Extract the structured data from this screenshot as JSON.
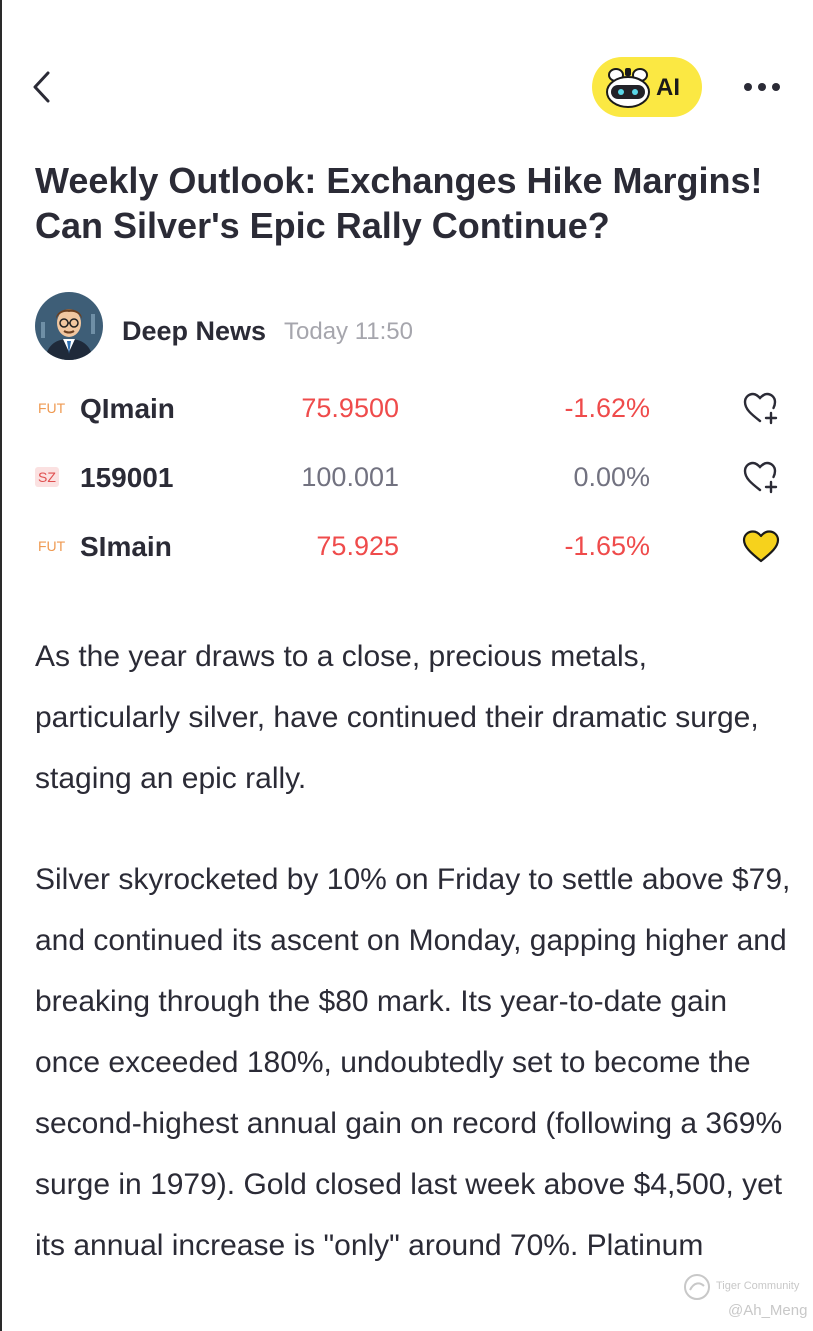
{
  "header": {
    "ai_label": "AI",
    "icons": [
      "back-chevron-icon",
      "ai-robot-icon",
      "more-dots-icon"
    ]
  },
  "article": {
    "title": "Weekly Outlook: Exchanges Hike Margins! Can Silver's Epic Rally Continue?",
    "author": "Deep News",
    "time": "Today 11:50",
    "paragraphs": [
      "As the year draws to a close, precious metals, particularly silver, have continued their dramatic surge, staging an epic rally.",
      "Silver skyrocketed by 10% on Friday to settle above $79, and continued its ascent on Monday, gapping higher and breaking through the $80 mark. Its year-to-date gain once exceeded 180%, undoubtedly set to become the second-highest annual gain on record (following a 369% surge in 1979). Gold closed last week above $4,500, yet its annual increase is \"only\" around 70%. Platinum"
    ]
  },
  "quotes": [
    {
      "market": "FUT",
      "symbol": "QImain",
      "price": "75.9500",
      "change": "-1.62%",
      "direction": "down",
      "watchlisted": false
    },
    {
      "market": "SZ",
      "symbol": "159001",
      "price": "100.001",
      "change": "0.00%",
      "direction": "flat",
      "watchlisted": false
    },
    {
      "market": "FUT",
      "symbol": "SImain",
      "price": "75.925",
      "change": "-1.65%",
      "direction": "down",
      "watchlisted": true
    }
  ],
  "watermark": {
    "brand": "Tiger Community",
    "user": "@Ah_Meng"
  },
  "colors": {
    "ai_button": "#fbe843",
    "down": "#ef4b4b",
    "flat": "#727280",
    "heart_filled": "#f6d21c",
    "text": "#2b2b36",
    "muted": "#a6a6ad"
  }
}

══════

**WHAT NEEDS TO BE DONE:** From the material above, gather all lines that include the string "price" and copy them.

**SOLUTION FOR THIS TASK:**
      "price": "75.9500",
      "price": "100.001",
      "price": "75.925",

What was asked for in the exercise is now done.